--- OBJECTIVE 1 ---
Rewrite the listing starting at its first line and ending at the line containing "115, 574, 129]", substituting "Locate" for "Localize" and keeping everything else the same.

--- DOCUMENT SEGMENT ---

──────────

The Preferred Securities qualify as Tier I capital for regulatory capital
purposes.  Issuance of the Preferred Securities by the Trust had the effect of
increasing Old Kent's regulatory capital.  Proceeds from the sale of the
Debenture to the Trust were available for general corporate purposes, including
repurchase of shares.
<PAGE>


ITEM 2.   MANAGEMENT'S DISCUSSION AND ANALYSIS OF FINANCIAL
          CONDITION AND RESULTS OF OPERATIONS

The following is management's discussion and analysis of certain significant
factors which have affected Old Kent's financial condition and results of
operations during the periods included in the consolidated financial statements
included in this filing.  Old Kent's form 10-Q for the quarterly period ended
March 31, 1998, is here incorporated by reference.

RESULTS OF OPERATIONS
Old Kent's net income was $50.0 million for the second quarter of 1998 compared
to $52.8 million for the same period in 1997.  Second quarter diluted earnings
per share was $.52, even with last year's $.52.  For the six month period ended
June 30, 1998, net income was $96.1 million compared to $93.8 million a year
ago and diluted earnings per share was $1.00, a 8.7% increase over last year's
$.92.

Total assets were $13.7 billion at quarter-end compared to $13.8 billion at
December 31, 1997.  Return on average equity for the second quarter of 1998 was
20.47% compared to 20.85% for the second quarter of 1997.  Return on average
assets was 1.43% for the second quarter of 1998 compared to 1.60% for the
second quarter of 1997.  

Old Kent's net interest income for the second quarter of 1998 was $131.9
million, a .3% increase over the $131.5 million recorded in the same period of
1997.  For the second quarter of 1998, the net interest margin was 4.16%
compared to 4.37% a year ago.  The decrease in the net interest margin was
primarily due to increased funding costs, repurchases of common stock, and the
June 1997, sale of Old Kent's higher yielding credit card portfolio.

The provision for credit losses was $11.4 million in the second quarter of 1998
and $11.7 million in the second quarter of 1997.  Net credit losses were $9.6
million or .47% of average loans for the second quarter of 1998 compared to
$14.8 million or .71% of average loans for the same period a year ago.  The
allowance for credit losses as a percent of loans and leases outstanding was 
2.01% at June 30, 1998, and 1.86% at December 31, 1997.  Impaired loans as a
percent of total loans was .85% at June 30, 1998, and .65% at December 31,
1997.

──────────

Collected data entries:
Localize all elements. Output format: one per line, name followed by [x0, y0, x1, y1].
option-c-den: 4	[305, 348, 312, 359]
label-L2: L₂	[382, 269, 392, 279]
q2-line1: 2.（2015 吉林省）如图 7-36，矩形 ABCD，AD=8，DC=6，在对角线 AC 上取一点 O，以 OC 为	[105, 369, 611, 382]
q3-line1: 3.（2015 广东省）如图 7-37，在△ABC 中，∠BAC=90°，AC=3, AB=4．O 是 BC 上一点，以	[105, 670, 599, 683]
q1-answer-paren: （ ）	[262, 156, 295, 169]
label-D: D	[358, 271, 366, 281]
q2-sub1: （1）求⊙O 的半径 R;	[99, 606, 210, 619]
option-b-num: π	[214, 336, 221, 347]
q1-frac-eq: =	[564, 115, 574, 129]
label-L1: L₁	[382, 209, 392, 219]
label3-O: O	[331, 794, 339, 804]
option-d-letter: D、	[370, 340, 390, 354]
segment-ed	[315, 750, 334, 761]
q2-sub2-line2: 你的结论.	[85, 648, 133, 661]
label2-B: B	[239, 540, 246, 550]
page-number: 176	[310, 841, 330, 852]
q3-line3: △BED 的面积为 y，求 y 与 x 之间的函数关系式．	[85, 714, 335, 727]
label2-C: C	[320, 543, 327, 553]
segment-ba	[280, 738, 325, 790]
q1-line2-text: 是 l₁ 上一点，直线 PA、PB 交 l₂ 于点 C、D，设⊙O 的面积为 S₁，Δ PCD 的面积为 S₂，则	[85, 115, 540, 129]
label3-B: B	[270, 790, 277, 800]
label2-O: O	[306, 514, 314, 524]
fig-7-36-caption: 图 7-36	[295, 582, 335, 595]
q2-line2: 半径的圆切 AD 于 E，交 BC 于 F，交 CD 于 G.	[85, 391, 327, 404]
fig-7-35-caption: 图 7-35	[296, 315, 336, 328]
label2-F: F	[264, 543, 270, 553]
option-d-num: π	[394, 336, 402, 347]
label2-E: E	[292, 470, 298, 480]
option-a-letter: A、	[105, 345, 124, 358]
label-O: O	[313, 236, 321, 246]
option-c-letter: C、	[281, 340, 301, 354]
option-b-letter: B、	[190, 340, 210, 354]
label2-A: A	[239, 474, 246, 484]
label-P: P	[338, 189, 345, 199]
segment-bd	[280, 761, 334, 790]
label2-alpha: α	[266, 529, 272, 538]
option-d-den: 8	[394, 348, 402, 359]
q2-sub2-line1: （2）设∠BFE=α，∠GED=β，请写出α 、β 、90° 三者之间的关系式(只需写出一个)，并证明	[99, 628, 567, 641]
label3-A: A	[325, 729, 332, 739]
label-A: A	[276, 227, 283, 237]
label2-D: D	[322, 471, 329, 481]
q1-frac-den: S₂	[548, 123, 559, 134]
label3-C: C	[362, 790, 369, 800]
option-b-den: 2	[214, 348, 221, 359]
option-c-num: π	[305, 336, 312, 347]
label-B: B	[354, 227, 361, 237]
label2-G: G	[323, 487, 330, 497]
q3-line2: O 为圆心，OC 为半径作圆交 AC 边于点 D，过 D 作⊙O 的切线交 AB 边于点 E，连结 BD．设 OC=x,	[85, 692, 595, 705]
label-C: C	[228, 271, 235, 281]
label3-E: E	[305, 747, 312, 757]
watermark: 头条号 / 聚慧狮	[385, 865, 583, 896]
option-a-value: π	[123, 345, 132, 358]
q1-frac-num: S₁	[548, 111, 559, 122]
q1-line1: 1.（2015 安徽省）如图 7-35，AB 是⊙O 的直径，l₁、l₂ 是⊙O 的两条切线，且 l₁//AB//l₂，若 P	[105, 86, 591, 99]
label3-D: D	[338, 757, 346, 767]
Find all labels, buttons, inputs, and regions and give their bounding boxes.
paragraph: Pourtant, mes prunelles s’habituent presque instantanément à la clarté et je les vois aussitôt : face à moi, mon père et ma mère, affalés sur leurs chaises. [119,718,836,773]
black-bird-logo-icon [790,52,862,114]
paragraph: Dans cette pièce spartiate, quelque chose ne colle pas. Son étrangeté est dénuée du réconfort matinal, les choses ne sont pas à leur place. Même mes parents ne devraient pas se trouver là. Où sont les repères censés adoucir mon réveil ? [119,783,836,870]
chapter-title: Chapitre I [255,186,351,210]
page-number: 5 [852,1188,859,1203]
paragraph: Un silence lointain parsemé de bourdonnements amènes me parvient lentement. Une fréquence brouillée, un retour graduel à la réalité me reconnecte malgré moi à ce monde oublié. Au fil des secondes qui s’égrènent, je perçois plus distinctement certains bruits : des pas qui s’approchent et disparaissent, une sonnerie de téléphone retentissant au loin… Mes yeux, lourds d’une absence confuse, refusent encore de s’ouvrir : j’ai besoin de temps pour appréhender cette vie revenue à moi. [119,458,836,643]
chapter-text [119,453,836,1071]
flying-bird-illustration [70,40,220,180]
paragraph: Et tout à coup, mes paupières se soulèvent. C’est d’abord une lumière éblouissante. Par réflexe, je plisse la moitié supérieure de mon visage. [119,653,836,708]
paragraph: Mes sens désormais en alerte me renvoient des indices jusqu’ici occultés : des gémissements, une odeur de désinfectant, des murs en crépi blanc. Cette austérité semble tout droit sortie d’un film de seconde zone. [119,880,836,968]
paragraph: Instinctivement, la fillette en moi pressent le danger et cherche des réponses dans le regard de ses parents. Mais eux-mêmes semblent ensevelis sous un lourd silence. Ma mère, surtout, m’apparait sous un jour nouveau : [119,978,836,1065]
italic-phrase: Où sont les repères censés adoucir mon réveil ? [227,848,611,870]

──────────

--- OBJECTIVE 2 ---
According to the financial filing, what was Old Kent's net interest margin for the second quarter of 1998?

--- COMPLETE RESPONSE 1 ---
Locate all elements. Output format: one per line, name followed by [x0, y0, x1, y1].
option-c-den: 4	[305, 348, 312, 359]
label-L2: L₂	[382, 269, 392, 279]
q2-line1: 2.（2015 吉林省）如图 7-36，矩形 ABCD，AD=8，DC=6，在对角线 AC 上取一点 O，以 OC 为	[105, 369, 611, 382]
q3-line1: 3.（2015 广东省）如图 7-37，在△ABC 中，∠BAC=90°，AC=3, AB=4．O 是 BC 上一点，以	[105, 670, 599, 683]
q1-answer-paren: （ ）	[262, 156, 295, 169]
label-D: D	[358, 271, 366, 281]
q2-sub1: （1）求⊙O 的半径 R;	[99, 606, 210, 619]
option-b-num: π	[214, 336, 221, 347]
q1-frac-eq: =	[564, 115, 574, 129]

--- COMPLETE RESPONSE 2 ---
4.16%